TASK TO COMPLETE:
Copy each line of the records that holds the string "screenshot".
--- START ---
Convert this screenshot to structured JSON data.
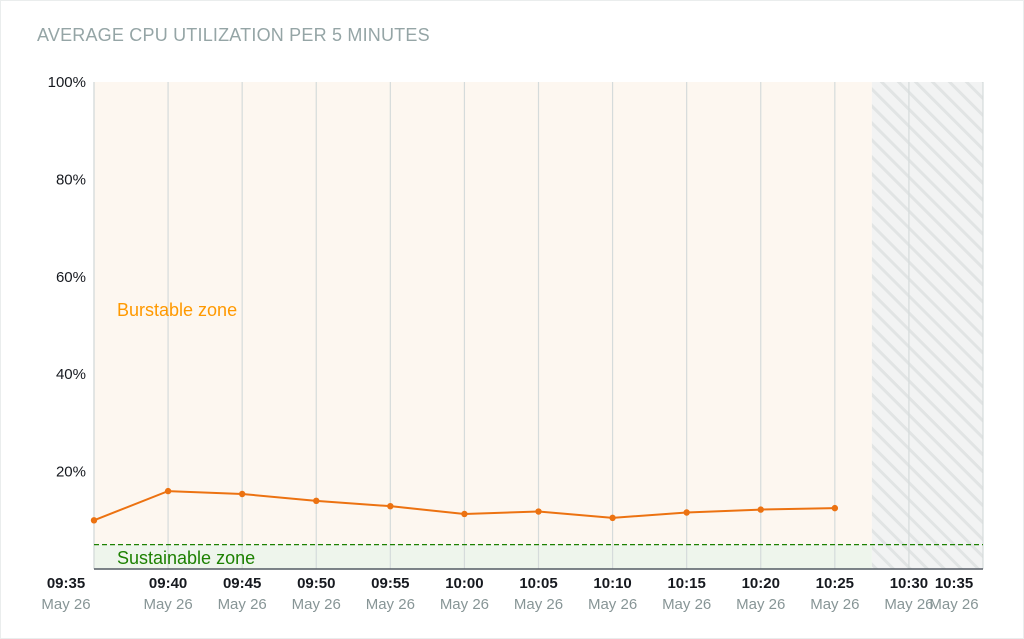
{
  "chart_data": {
    "type": "line",
    "title": "AVERAGE CPU UTILIZATION PER 5 MINUTES",
    "xlabel": "",
    "ylabel": "",
    "ylim": [
      0,
      100
    ],
    "y_ticks": [
      "100%",
      "80%",
      "60%",
      "40%",
      "20%"
    ],
    "y_tick_values": [
      100,
      80,
      60,
      40,
      20
    ],
    "x_ticks": [
      {
        "time": "09:35",
        "date": "May 26"
      },
      {
        "time": "09:40",
        "date": "May 26"
      },
      {
        "time": "09:45",
        "date": "May 26"
      },
      {
        "time": "09:50",
        "date": "May 26"
      },
      {
        "time": "09:55",
        "date": "May 26"
      },
      {
        "time": "10:00",
        "date": "May 26"
      },
      {
        "time": "10:05",
        "date": "May 26"
      },
      {
        "time": "10:10",
        "date": "May 26"
      },
      {
        "time": "10:15",
        "date": "May 26"
      },
      {
        "time": "10:20",
        "date": "May 26"
      },
      {
        "time": "10:25",
        "date": "May 26"
      },
      {
        "time": "10:30",
        "date": "May 26"
      },
      {
        "time": "10:35",
        "date": "May 26"
      }
    ],
    "series": [
      {
        "x": [
          "09:35",
          "09:40",
          "09:45",
          "09:50",
          "09:55",
          "10:00",
          "10:05",
          "10:10",
          "10:15",
          "10:20",
          "10:25"
        ],
        "values": [
          10,
          16,
          15.4,
          14,
          12.9,
          11.3,
          11.8,
          10.5,
          11.6,
          12.2,
          12.5
        ],
        "color": "#ec7211"
      }
    ],
    "baseline": 5,
    "zones": {
      "burstable_label": "Burstable zone",
      "sustainable_label": "Sustainable zone",
      "burstable_color": "#ff9900",
      "sustainable_color": "#1d8102"
    },
    "grid": true,
    "forecast_region_start": "10:30"
  }
}
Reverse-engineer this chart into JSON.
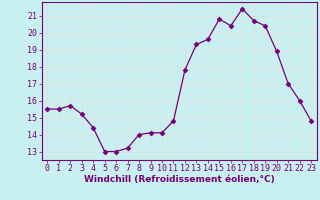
{
  "x": [
    0,
    1,
    2,
    3,
    4,
    5,
    6,
    7,
    8,
    9,
    10,
    11,
    12,
    13,
    14,
    15,
    16,
    17,
    18,
    19,
    20,
    21,
    22,
    23
  ],
  "y": [
    15.5,
    15.5,
    15.7,
    15.2,
    14.4,
    13.0,
    13.0,
    13.2,
    14.0,
    14.1,
    14.1,
    14.8,
    17.8,
    19.3,
    19.6,
    20.8,
    20.4,
    21.4,
    20.7,
    20.4,
    18.9,
    17.0,
    16.0,
    14.8
  ],
  "line_color": "#770077",
  "marker": "D",
  "marker_size": 2.5,
  "bg_color": "#c8f0f0",
  "grid_color": "#e0e0e0",
  "xlabel": "Windchill (Refroidissement éolien,°C)",
  "ylim": [
    12.5,
    21.8
  ],
  "xlim": [
    -0.5,
    23.5
  ],
  "yticks": [
    13,
    14,
    15,
    16,
    17,
    18,
    19,
    20,
    21
  ],
  "xticks": [
    0,
    1,
    2,
    3,
    4,
    5,
    6,
    7,
    8,
    9,
    10,
    11,
    12,
    13,
    14,
    15,
    16,
    17,
    18,
    19,
    20,
    21,
    22,
    23
  ],
  "label_fontsize": 6.5,
  "tick_fontsize": 6.0
}
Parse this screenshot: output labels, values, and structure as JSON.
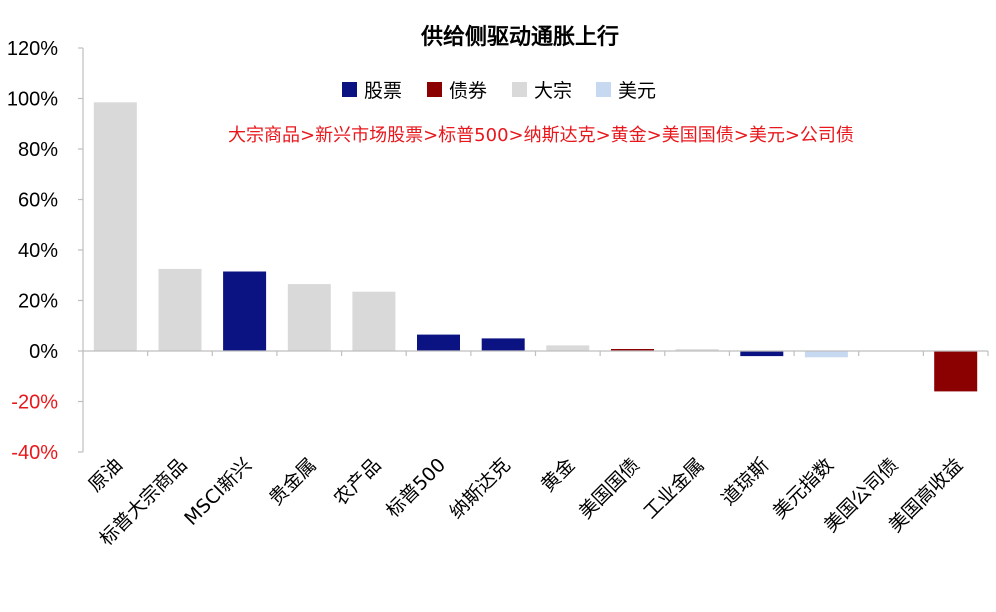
{
  "chart_data": {
    "type": "bar",
    "title": "供给侧驱动通胀上行",
    "xlabel": "",
    "ylabel": "",
    "ylim": [
      -40,
      120
    ],
    "yticks": [
      -40,
      -20,
      0,
      20,
      40,
      60,
      80,
      100,
      120
    ],
    "ytick_labels": [
      "-40%",
      "-20%",
      "0%",
      "20%",
      "40%",
      "60%",
      "80%",
      "100%",
      "120%"
    ],
    "ytick_colors": [
      "#e8171c",
      "#e8171c",
      "#000000",
      "#000000",
      "#000000",
      "#000000",
      "#000000",
      "#000000",
      "#000000"
    ],
    "grid": false,
    "legend_position": "top-center",
    "legend": [
      {
        "name": "股票",
        "color": "#0b1382"
      },
      {
        "name": "债券",
        "color": "#8b0000"
      },
      {
        "name": "大宗",
        "color": "#d9d9d9"
      },
      {
        "name": "美元",
        "color": "#c6d9f1"
      }
    ],
    "annotation": {
      "text": "大宗商品>新兴市场股票>标普500>纳斯达克>黄金>美国国债>美元>公司债",
      "color": "#e8171c"
    },
    "categories": [
      "原油",
      "标普大宗商品",
      "MSCI新兴",
      "贵金属",
      "农产品",
      "标普500",
      "纳斯达克",
      "黄金",
      "美国国债",
      "工业金属",
      "道琼斯",
      "美元指数",
      "美国公司债",
      "美国高收益"
    ],
    "values": [
      98.5,
      32.5,
      31.5,
      26.5,
      23.5,
      6.5,
      5,
      2.2,
      0.8,
      0.7,
      -2,
      -2.5,
      0,
      -16
    ],
    "groups": [
      "大宗",
      "大宗",
      "股票",
      "大宗",
      "大宗",
      "股票",
      "股票",
      "大宗",
      "债券",
      "大宗",
      "股票",
      "美元",
      "债券",
      "债券"
    ]
  }
}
--- END ---
OUTPUT BELOW:
Convert this screenshot to structured JSON data.
Parse this screenshot: output labels, values, and structure as JSON.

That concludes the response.